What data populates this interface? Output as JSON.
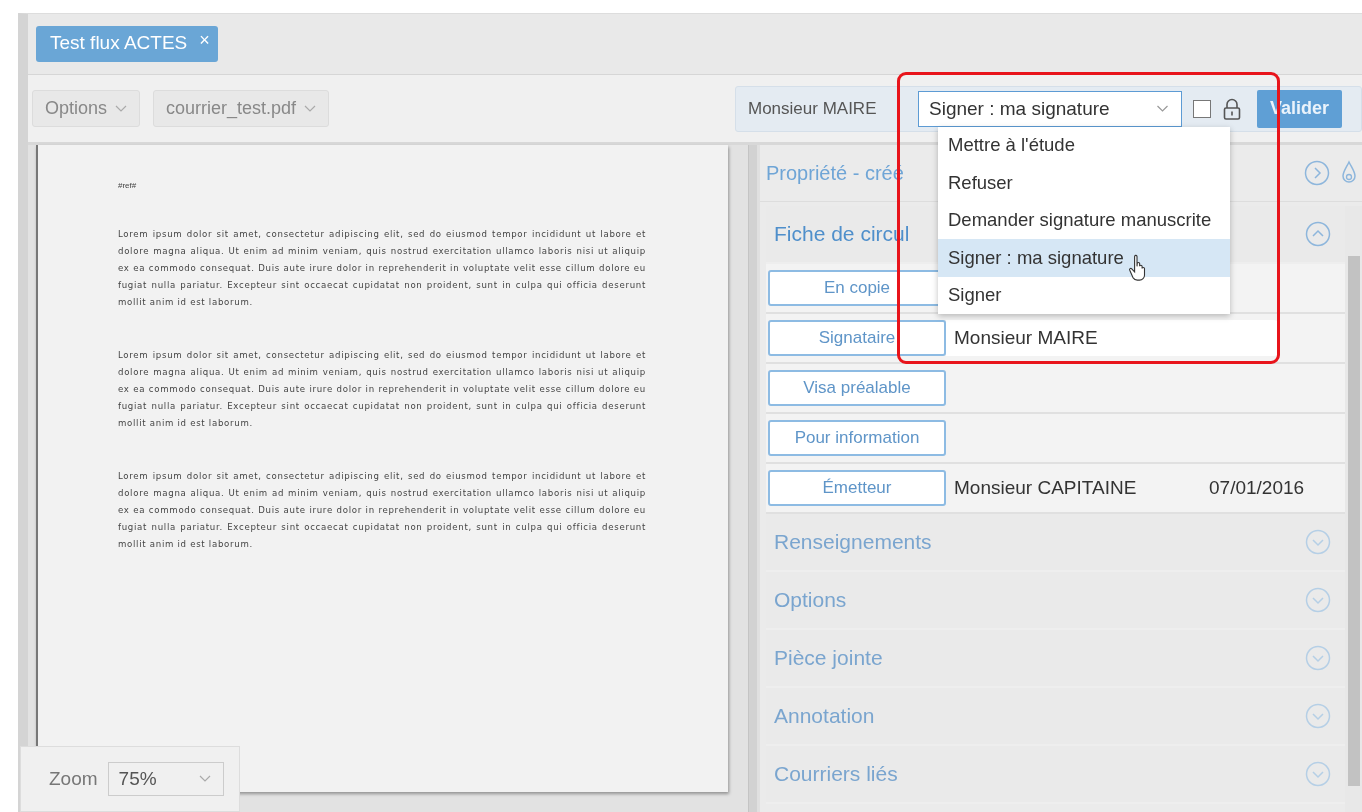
{
  "tabs": [
    {
      "label": "Test flux ACTES",
      "selected": true,
      "close": "×"
    }
  ],
  "toolbar": {
    "options_menu": "Options",
    "file_menu": "courrier_test.pdf"
  },
  "action_bar": {
    "signer": "Monsieur MAIRE",
    "action_select": {
      "value": "Signer : ma signature",
      "expanded": true,
      "options": [
        {
          "label": "Mettre à l'étude",
          "selected": false
        },
        {
          "label": "Refuser",
          "selected": false
        },
        {
          "label": "Demander signature manuscrite",
          "selected": false
        },
        {
          "label": "Signer : ma signature",
          "selected": true
        },
        {
          "label": "Signer",
          "selected": false
        }
      ]
    },
    "checkbox": {
      "checked": false
    },
    "validate_button": "Valider"
  },
  "document": {
    "reference": "#ref#",
    "paragraphs": [
      "Lorem ipsum dolor sit amet, consectetur adipiscing elit, sed do eiusmod tempor incididunt ut labore et dolore magna aliqua. Ut enim ad minim veniam, quis nostrud exercitation ullamco laboris nisi ut aliquip ex ea commodo consequat. Duis aute irure dolor in reprehenderit in voluptate velit esse cillum dolore eu fugiat nulla pariatur. Excepteur sint occaecat cupidatat non proident, sunt in culpa qui officia deserunt mollit anim id est laborum.",
      "Lorem ipsum dolor sit amet, consectetur adipiscing elit, sed do eiusmod tempor incididunt ut labore et dolore magna aliqua. Ut enim ad minim veniam, quis nostrud exercitation ullamco laboris nisi ut aliquip ex ea commodo consequat. Duis aute irure dolor in reprehenderit in voluptate velit esse cillum dolore eu fugiat nulla pariatur. Excepteur sint occaecat cupidatat non proident, sunt in culpa qui officia deserunt mollit anim id est laborum.",
      "Lorem ipsum dolor sit amet, consectetur adipiscing elit, sed do eiusmod tempor incididunt ut labore et dolore magna aliqua. Ut enim ad minim veniam, quis nostrud exercitation ullamco laboris nisi ut aliquip ex ea commodo consequat. Duis aute irure dolor in reprehenderit in voluptate velit esse cillum dolore eu fugiat nulla pariatur. Excepteur sint occaecat cupidatat non proident, sunt in culpa qui officia deserunt mollit anim id est laborum."
    ]
  },
  "zoom": {
    "label": "Zoom",
    "value": "75%"
  },
  "properties": {
    "header": "Propriété - créé",
    "circulation": {
      "title": "Fiche de circul",
      "expanded": true,
      "rows": [
        {
          "role": "En copie"
        },
        {
          "role": "Signataire",
          "person": "Monsieur MAIRE"
        },
        {
          "role": "Visa préalable"
        },
        {
          "role": "Pour information"
        },
        {
          "role": "Émetteur",
          "person": "Monsieur CAPITAINE",
          "date": "07/01/2016"
        }
      ]
    },
    "sections": [
      {
        "title": "Renseignements",
        "expanded": false
      },
      {
        "title": "Options",
        "expanded": false
      },
      {
        "title": "Pièce jointe",
        "expanded": false
      },
      {
        "title": "Annotation",
        "expanded": false
      },
      {
        "title": "Courriers liés",
        "expanded": false
      }
    ]
  }
}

§

— Task requirements —
Copy and report every line where the word "role" is present.

— Worked answer —
          "role": "En copie"
          "role": "Signataire",
          "role": "Visa préalable"
          "role": "Pour information"
          "role": "Émetteur",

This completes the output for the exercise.